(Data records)
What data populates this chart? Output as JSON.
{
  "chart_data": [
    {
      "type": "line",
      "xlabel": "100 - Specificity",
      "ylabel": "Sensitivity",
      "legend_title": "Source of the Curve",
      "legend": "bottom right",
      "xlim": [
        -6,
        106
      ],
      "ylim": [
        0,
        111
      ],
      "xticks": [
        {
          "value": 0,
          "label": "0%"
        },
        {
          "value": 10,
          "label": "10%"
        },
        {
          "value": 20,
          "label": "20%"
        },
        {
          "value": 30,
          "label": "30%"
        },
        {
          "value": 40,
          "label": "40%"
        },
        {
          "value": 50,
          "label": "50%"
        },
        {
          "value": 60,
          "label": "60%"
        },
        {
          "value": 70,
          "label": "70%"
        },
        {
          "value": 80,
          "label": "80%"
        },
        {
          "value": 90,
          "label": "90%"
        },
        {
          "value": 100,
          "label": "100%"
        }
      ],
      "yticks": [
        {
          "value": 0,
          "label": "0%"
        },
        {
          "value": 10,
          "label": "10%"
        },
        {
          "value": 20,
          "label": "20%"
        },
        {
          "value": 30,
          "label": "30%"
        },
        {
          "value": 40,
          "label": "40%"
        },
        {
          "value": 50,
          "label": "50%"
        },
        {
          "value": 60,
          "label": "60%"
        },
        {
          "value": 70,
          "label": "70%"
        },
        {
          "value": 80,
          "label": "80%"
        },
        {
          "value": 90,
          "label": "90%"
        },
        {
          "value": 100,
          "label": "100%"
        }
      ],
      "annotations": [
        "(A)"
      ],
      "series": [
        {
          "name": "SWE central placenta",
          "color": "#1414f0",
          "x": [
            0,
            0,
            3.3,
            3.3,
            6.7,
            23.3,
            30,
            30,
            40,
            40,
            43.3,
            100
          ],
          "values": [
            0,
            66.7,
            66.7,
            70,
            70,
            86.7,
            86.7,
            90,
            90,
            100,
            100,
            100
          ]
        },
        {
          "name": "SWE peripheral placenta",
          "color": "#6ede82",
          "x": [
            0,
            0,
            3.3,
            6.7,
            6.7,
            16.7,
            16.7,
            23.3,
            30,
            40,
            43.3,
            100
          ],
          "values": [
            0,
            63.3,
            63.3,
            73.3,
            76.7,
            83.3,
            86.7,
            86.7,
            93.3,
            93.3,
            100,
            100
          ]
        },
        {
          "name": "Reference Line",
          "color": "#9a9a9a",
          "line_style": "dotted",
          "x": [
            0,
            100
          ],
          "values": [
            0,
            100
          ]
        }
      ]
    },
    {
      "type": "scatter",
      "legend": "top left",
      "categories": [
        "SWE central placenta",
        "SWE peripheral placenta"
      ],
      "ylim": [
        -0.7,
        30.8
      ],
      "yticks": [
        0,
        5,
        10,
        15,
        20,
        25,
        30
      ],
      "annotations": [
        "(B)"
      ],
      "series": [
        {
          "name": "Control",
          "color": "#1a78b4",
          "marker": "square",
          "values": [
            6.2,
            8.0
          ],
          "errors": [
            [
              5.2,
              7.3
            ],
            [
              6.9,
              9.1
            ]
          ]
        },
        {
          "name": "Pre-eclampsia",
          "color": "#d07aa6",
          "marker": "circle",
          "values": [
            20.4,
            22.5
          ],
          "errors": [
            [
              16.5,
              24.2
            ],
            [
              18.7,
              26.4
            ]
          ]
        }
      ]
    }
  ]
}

→ **STATED PROBLEM**
Your task is to report how many lines of the material include the string "color". Give the number and no other words.

→ **SOLUTION TO THIS PROBLEM**
5